───── DONNÉES À TRAITER

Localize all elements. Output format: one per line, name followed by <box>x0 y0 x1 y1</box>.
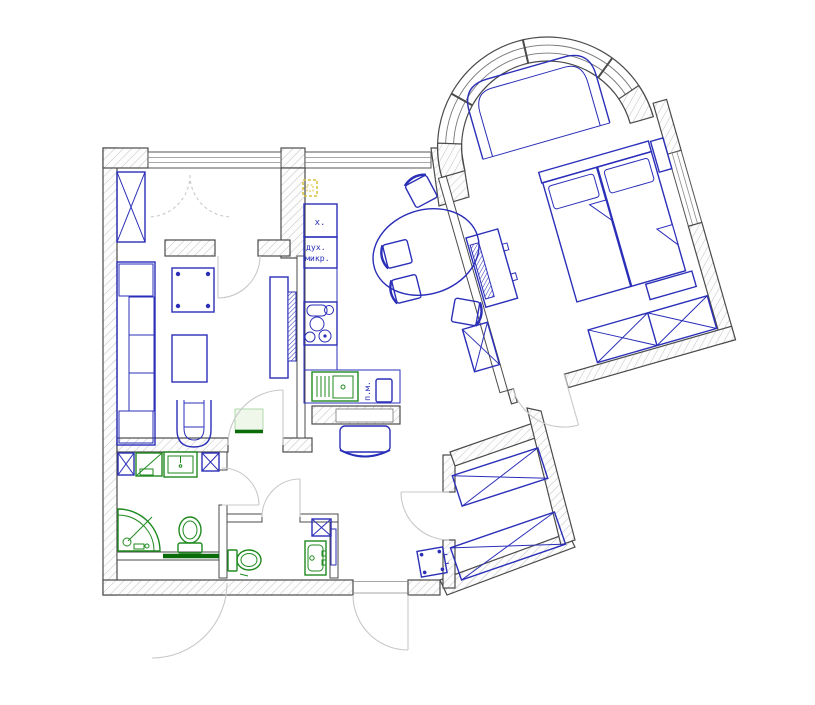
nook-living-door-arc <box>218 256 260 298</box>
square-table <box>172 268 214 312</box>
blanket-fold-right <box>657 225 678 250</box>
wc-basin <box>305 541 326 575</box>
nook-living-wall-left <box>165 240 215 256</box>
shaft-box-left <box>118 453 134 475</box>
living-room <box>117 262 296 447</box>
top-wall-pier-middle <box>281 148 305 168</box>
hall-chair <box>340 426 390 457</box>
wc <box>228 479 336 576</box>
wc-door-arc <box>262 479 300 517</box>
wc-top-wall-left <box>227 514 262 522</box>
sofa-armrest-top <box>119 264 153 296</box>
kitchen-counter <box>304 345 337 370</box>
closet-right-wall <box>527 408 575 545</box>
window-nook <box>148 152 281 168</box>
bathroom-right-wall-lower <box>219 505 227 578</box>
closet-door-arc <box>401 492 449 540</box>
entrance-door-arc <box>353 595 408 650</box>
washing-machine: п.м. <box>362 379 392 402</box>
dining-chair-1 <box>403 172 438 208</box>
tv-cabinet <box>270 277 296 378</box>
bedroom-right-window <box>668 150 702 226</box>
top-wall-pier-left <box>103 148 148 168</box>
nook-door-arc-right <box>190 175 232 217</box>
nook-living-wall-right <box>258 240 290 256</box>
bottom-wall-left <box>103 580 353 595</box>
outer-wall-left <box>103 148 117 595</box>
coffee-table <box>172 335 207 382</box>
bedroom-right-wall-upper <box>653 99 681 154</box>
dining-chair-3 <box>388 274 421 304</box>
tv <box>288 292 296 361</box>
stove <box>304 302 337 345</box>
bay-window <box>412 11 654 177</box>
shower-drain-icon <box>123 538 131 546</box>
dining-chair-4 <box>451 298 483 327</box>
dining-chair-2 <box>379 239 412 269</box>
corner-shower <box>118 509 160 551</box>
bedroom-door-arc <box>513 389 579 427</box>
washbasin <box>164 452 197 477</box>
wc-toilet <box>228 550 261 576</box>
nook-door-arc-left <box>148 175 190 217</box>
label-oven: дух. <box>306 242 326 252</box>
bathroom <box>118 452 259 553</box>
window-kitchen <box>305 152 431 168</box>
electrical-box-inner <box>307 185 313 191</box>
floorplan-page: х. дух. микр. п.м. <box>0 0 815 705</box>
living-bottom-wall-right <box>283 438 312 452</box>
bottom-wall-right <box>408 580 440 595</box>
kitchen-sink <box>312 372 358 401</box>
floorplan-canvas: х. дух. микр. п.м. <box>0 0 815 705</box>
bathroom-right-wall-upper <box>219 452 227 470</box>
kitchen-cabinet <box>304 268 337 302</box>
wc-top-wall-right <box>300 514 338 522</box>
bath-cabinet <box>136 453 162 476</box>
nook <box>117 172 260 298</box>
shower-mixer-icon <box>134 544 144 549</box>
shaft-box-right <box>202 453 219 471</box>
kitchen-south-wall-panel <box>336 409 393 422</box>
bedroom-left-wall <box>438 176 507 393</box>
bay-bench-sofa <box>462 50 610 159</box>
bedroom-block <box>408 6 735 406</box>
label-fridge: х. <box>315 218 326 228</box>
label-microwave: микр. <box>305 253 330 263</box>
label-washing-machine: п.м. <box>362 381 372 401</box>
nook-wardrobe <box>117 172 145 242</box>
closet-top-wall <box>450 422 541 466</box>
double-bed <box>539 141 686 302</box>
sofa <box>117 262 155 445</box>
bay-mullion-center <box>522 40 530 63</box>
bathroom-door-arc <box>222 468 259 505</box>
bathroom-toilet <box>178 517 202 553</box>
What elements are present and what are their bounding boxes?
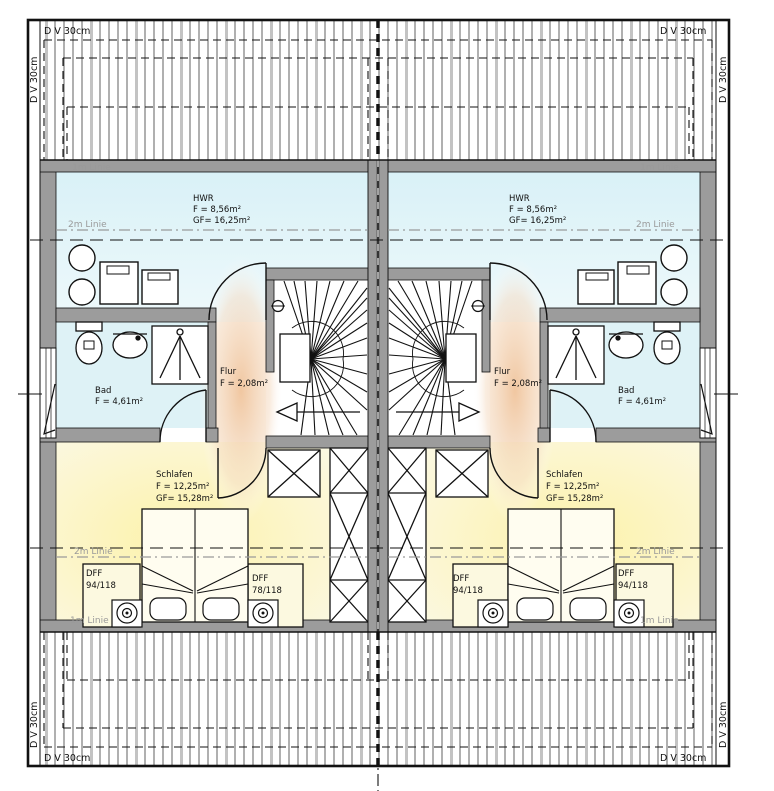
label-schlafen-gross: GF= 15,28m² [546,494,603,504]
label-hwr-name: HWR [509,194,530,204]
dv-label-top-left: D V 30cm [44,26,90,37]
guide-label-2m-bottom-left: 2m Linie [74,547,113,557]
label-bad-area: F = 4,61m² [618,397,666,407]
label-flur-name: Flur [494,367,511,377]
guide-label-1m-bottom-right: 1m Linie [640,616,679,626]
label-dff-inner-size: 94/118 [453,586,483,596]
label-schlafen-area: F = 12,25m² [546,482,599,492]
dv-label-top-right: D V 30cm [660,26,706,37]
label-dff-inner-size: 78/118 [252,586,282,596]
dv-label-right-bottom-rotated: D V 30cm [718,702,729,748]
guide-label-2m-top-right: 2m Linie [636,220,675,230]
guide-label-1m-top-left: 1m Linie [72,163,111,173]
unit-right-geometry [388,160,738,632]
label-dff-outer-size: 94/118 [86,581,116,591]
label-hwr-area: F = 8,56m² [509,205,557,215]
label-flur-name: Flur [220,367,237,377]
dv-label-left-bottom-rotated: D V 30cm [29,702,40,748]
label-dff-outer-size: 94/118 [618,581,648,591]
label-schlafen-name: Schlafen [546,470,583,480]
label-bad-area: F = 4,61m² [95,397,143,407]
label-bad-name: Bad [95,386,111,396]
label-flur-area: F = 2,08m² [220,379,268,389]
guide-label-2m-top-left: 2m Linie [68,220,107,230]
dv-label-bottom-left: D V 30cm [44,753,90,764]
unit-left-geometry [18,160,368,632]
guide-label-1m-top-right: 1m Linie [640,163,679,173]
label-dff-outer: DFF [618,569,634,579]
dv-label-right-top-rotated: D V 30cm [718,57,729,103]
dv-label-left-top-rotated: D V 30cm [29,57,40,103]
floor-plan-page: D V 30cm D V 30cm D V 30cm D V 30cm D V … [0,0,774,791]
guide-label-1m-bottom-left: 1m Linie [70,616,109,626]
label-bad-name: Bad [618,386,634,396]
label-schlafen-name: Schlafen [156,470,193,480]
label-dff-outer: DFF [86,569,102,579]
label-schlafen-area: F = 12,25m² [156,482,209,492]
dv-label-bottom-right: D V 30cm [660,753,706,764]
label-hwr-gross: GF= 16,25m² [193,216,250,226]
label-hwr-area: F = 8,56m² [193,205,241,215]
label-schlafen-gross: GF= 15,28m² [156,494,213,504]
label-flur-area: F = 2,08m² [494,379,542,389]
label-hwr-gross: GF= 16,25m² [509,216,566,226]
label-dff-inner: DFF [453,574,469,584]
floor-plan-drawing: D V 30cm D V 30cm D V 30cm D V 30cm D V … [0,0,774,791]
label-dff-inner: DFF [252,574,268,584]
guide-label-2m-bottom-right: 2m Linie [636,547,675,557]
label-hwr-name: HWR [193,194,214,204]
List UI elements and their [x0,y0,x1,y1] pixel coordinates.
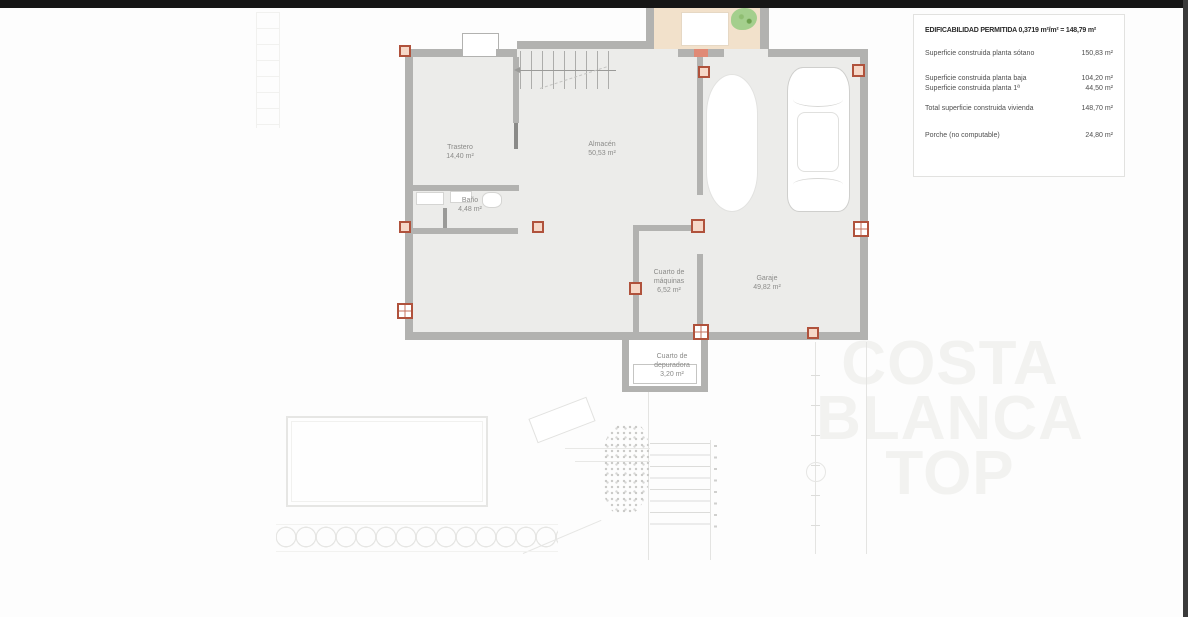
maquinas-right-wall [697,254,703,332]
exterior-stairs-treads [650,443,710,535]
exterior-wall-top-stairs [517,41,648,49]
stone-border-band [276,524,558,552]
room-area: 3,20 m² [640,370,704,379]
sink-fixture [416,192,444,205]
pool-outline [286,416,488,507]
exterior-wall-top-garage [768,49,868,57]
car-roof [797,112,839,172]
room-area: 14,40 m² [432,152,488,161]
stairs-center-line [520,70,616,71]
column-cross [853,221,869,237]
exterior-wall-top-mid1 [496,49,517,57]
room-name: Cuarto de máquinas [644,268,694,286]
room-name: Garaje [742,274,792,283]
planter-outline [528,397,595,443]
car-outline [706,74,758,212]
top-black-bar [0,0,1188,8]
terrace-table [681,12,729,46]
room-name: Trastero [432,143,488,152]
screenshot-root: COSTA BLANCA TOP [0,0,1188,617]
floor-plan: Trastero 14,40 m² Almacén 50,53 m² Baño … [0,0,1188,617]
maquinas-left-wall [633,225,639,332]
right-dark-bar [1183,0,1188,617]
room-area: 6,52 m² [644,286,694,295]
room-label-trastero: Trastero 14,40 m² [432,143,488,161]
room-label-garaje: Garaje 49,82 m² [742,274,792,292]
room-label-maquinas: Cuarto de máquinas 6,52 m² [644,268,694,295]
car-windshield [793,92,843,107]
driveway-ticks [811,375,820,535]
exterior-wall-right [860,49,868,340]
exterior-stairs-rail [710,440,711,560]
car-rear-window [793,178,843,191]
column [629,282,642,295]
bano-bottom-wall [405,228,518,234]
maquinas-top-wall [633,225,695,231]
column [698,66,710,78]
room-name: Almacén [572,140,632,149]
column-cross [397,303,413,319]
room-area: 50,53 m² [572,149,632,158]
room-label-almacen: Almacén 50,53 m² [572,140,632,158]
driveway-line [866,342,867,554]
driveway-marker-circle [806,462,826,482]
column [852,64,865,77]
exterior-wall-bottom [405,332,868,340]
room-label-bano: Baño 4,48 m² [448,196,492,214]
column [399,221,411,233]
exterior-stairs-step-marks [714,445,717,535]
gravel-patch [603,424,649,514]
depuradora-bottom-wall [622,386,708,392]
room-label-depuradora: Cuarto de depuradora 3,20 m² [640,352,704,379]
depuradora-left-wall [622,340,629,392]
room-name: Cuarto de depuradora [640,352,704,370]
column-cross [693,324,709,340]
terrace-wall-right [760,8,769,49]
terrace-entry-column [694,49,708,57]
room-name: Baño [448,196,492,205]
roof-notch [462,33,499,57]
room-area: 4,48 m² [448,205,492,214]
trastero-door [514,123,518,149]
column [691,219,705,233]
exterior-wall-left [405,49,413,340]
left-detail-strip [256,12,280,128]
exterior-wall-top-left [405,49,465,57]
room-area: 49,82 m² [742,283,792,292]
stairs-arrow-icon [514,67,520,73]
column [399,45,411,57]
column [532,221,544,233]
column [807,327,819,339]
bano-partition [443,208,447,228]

──────────

TÂCHE À FAIRE – Présente sous forme de liste JSON de chaînes les lignes allant de celle qui contient "label-schlafen-gross: GF= 15,28m² [546,494,603,504]" jusqu'à celle qui contient "label-schlafen-area: F = 12,25m² [546,482,599,492]", ces deux lignes comprises. Mets une chaîne par ligne et laisse de côté les lignes vides.

RÉPONSE –
[
  "label-schlafen-gross: GF= 15,28m² [546,494,603,504]",
  "label-hwr-name: HWR [509,194,530,204]",
  "dv-label-top-left: D V 30cm [44,26,90,37]",
  "guide-label-2m-bottom-left: 2m Linie [74,547,113,557]",
  "label-bad-area: F = 4,61m² [618,397,666,407]",
  "label-flur-name: Flur [494,367,511,377]",
  "guide-label-1m-bottom-right: 1m Linie [640,616,679,626]",
  "label-dff-inner-size: 94/118 [453,586,483,596]",
  "label-schlafen-area: F = 12,25m² [546,482,599,492]"
]